Reproduce the data exactly and drop any pictures it holds.

=== Exercise material ===

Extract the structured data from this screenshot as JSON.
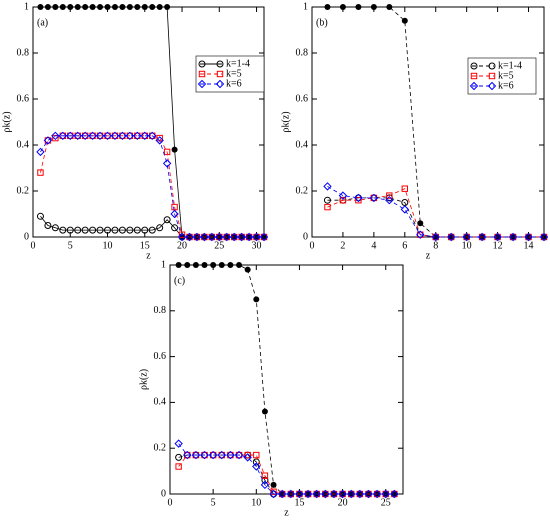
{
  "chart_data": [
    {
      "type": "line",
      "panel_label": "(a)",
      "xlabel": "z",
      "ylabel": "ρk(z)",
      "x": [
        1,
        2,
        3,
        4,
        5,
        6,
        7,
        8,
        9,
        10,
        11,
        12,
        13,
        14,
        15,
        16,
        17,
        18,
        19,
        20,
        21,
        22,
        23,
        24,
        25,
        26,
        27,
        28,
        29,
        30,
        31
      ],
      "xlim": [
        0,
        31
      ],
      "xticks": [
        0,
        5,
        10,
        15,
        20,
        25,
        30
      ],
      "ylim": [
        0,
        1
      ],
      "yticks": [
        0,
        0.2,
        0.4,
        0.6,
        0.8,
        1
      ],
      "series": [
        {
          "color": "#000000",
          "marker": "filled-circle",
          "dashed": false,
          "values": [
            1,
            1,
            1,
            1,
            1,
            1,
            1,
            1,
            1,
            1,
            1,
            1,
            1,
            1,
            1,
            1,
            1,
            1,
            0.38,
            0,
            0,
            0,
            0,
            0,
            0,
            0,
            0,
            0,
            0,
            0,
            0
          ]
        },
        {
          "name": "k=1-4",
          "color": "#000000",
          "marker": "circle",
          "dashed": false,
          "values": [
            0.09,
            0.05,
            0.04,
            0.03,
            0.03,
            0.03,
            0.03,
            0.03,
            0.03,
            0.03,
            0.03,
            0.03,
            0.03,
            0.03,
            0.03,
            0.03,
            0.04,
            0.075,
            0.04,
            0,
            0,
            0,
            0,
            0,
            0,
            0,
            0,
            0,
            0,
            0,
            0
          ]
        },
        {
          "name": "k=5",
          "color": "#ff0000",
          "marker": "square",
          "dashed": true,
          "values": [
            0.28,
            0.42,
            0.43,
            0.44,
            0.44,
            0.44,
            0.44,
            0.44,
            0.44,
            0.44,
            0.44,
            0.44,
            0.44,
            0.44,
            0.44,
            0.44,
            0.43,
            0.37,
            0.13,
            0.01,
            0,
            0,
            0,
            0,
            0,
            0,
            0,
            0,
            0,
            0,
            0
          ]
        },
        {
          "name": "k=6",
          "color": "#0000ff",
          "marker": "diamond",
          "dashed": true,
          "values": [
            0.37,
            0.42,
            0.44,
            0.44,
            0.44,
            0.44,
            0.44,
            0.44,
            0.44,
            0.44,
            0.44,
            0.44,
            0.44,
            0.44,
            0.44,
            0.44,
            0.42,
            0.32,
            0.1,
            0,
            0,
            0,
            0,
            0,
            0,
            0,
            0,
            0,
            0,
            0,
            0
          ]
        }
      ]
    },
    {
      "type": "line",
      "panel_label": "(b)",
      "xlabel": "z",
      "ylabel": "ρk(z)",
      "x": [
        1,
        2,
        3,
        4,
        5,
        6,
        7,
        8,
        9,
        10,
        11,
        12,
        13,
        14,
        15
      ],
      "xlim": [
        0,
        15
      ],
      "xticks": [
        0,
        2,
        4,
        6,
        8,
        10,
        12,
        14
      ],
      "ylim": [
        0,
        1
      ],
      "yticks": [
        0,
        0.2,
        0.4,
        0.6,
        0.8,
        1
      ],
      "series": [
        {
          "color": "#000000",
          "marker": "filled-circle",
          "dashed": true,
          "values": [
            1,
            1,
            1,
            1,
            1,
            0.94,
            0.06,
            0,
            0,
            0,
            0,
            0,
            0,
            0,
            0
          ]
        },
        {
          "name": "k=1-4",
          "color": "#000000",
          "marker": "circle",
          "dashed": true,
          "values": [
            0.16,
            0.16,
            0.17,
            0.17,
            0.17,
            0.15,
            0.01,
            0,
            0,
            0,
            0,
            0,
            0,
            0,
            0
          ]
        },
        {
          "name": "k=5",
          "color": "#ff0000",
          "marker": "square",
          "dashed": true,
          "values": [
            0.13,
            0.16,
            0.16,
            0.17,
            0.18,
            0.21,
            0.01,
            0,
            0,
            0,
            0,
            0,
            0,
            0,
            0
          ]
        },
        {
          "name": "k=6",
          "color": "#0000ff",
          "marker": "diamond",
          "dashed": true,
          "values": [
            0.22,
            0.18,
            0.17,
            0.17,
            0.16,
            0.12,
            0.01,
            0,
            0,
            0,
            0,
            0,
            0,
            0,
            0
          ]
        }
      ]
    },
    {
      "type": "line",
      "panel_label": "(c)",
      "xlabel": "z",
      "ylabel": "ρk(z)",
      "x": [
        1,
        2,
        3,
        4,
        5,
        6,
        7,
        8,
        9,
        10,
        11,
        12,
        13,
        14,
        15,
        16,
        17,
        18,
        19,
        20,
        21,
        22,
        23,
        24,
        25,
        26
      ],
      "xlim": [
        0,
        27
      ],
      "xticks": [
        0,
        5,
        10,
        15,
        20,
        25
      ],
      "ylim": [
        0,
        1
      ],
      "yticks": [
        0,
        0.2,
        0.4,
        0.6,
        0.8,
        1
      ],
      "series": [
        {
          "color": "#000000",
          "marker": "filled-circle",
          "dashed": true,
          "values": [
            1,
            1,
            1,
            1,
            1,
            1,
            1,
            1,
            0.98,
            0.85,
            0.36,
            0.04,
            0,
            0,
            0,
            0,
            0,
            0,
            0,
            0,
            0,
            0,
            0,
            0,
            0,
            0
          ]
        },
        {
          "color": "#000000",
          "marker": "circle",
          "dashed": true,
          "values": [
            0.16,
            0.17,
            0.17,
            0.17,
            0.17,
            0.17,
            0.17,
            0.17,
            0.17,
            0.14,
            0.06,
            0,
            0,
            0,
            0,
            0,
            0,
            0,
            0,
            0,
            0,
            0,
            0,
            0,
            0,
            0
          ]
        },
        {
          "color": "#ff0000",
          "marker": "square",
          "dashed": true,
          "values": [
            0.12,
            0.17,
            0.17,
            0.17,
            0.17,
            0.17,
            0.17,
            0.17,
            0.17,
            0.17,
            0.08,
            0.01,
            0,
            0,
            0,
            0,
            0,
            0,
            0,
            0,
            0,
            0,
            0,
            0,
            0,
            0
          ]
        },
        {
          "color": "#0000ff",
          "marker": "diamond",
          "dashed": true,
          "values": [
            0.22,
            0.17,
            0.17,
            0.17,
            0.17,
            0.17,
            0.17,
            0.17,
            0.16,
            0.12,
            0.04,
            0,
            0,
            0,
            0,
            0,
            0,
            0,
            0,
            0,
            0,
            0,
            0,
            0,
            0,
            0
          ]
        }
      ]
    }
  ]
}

===

- Answer:
Extract the structured data from this screenshot as JSON.
{
  "chart_data": [
    {
      "type": "line",
      "panel_label": "(a)",
      "xlabel": "z",
      "ylabel": "ρk(z)",
      "x": [
        1,
        2,
        3,
        4,
        5,
        6,
        7,
        8,
        9,
        10,
        11,
        12,
        13,
        14,
        15,
        16,
        17,
        18,
        19,
        20,
        21,
        22,
        23,
        24,
        25,
        26,
        27,
        28,
        29,
        30,
        31
      ],
      "xlim": [
        0,
        31
      ],
      "xticks": [
        0,
        5,
        10,
        15,
        20,
        25,
        30
      ],
      "ylim": [
        0,
        1
      ],
      "yticks": [
        0,
        0.2,
        0.4,
        0.6,
        0.8,
        1
      ],
      "series": [
        {
          "color": "#000000",
          "marker": "filled-circle",
          "dashed": false,
          "values": [
            1,
            1,
            1,
            1,
            1,
            1,
            1,
            1,
            1,
            1,
            1,
            1,
            1,
            1,
            1,
            1,
            1,
            1,
            0.38,
            0,
            0,
            0,
            0,
            0,
            0,
            0,
            0,
            0,
            0,
            0,
            0
          ]
        },
        {
          "name": "k=1-4",
          "color": "#000000",
          "marker": "circle",
          "dashed": false,
          "values": [
            0.09,
            0.05,
            0.04,
            0.03,
            0.03,
            0.03,
            0.03,
            0.03,
            0.03,
            0.03,
            0.03,
            0.03,
            0.03,
            0.03,
            0.03,
            0.03,
            0.04,
            0.075,
            0.04,
            0,
            0,
            0,
            0,
            0,
            0,
            0,
            0,
            0,
            0,
            0,
            0
          ]
        },
        {
          "name": "k=5",
          "color": "#ff0000",
          "marker": "square",
          "dashed": true,
          "values": [
            0.28,
            0.42,
            0.43,
            0.44,
            0.44,
            0.44,
            0.44,
            0.44,
            0.44,
            0.44,
            0.44,
            0.44,
            0.44,
            0.44,
            0.44,
            0.44,
            0.43,
            0.37,
            0.13,
            0.01,
            0,
            0,
            0,
            0,
            0,
            0,
            0,
            0,
            0,
            0,
            0
          ]
        },
        {
          "name": "k=6",
          "color": "#0000ff",
          "marker": "diamond",
          "dashed": true,
          "values": [
            0.37,
            0.42,
            0.44,
            0.44,
            0.44,
            0.44,
            0.44,
            0.44,
            0.44,
            0.44,
            0.44,
            0.44,
            0.44,
            0.44,
            0.44,
            0.44,
            0.42,
            0.32,
            0.1,
            0,
            0,
            0,
            0,
            0,
            0,
            0,
            0,
            0,
            0,
            0,
            0
          ]
        }
      ]
    },
    {
      "type": "line",
      "panel_label": "(b)",
      "xlabel": "z",
      "ylabel": "ρk(z)",
      "x": [
        1,
        2,
        3,
        4,
        5,
        6,
        7,
        8,
        9,
        10,
        11,
        12,
        13,
        14,
        15
      ],
      "xlim": [
        0,
        15
      ],
      "xticks": [
        0,
        2,
        4,
        6,
        8,
        10,
        12,
        14
      ],
      "ylim": [
        0,
        1
      ],
      "yticks": [
        0,
        0.2,
        0.4,
        0.6,
        0.8,
        1
      ],
      "series": [
        {
          "color": "#000000",
          "marker": "filled-circle",
          "dashed": true,
          "values": [
            1,
            1,
            1,
            1,
            1,
            0.94,
            0.06,
            0,
            0,
            0,
            0,
            0,
            0,
            0,
            0
          ]
        },
        {
          "name": "k=1-4",
          "color": "#000000",
          "marker": "circle",
          "dashed": true,
          "values": [
            0.16,
            0.16,
            0.17,
            0.17,
            0.17,
            0.15,
            0.01,
            0,
            0,
            0,
            0,
            0,
            0,
            0,
            0
          ]
        },
        {
          "name": "k=5",
          "color": "#ff0000",
          "marker": "square",
          "dashed": true,
          "values": [
            0.13,
            0.16,
            0.16,
            0.17,
            0.18,
            0.21,
            0.01,
            0,
            0,
            0,
            0,
            0,
            0,
            0,
            0
          ]
        },
        {
          "name": "k=6",
          "color": "#0000ff",
          "marker": "diamond",
          "dashed": true,
          "values": [
            0.22,
            0.18,
            0.17,
            0.17,
            0.16,
            0.12,
            0.01,
            0,
            0,
            0,
            0,
            0,
            0,
            0,
            0
          ]
        }
      ]
    },
    {
      "type": "line",
      "panel_label": "(c)",
      "xlabel": "z",
      "ylabel": "ρk(z)",
      "x": [
        1,
        2,
        3,
        4,
        5,
        6,
        7,
        8,
        9,
        10,
        11,
        12,
        13,
        14,
        15,
        16,
        17,
        18,
        19,
        20,
        21,
        22,
        23,
        24,
        25,
        26
      ],
      "xlim": [
        0,
        27
      ],
      "xticks": [
        0,
        5,
        10,
        15,
        20,
        25
      ],
      "ylim": [
        0,
        1
      ],
      "yticks": [
        0,
        0.2,
        0.4,
        0.6,
        0.8,
        1
      ],
      "series": [
        {
          "color": "#000000",
          "marker": "filled-circle",
          "dashed": true,
          "values": [
            1,
            1,
            1,
            1,
            1,
            1,
            1,
            1,
            0.98,
            0.85,
            0.36,
            0.04,
            0,
            0,
            0,
            0,
            0,
            0,
            0,
            0,
            0,
            0,
            0,
            0,
            0,
            0
          ]
        },
        {
          "color": "#000000",
          "marker": "circle",
          "dashed": true,
          "values": [
            0.16,
            0.17,
            0.17,
            0.17,
            0.17,
            0.17,
            0.17,
            0.17,
            0.17,
            0.14,
            0.06,
            0,
            0,
            0,
            0,
            0,
            0,
            0,
            0,
            0,
            0,
            0,
            0,
            0,
            0,
            0
          ]
        },
        {
          "color": "#ff0000",
          "marker": "square",
          "dashed": true,
          "values": [
            0.12,
            0.17,
            0.17,
            0.17,
            0.17,
            0.17,
            0.17,
            0.17,
            0.17,
            0.17,
            0.08,
            0.01,
            0,
            0,
            0,
            0,
            0,
            0,
            0,
            0,
            0,
            0,
            0,
            0,
            0,
            0
          ]
        },
        {
          "color": "#0000ff",
          "marker": "diamond",
          "dashed": true,
          "values": [
            0.22,
            0.17,
            0.17,
            0.17,
            0.17,
            0.17,
            0.17,
            0.17,
            0.16,
            0.12,
            0.04,
            0,
            0,
            0,
            0,
            0,
            0,
            0,
            0,
            0,
            0,
            0,
            0,
            0,
            0,
            0
          ]
        }
      ]
    }
  ]
}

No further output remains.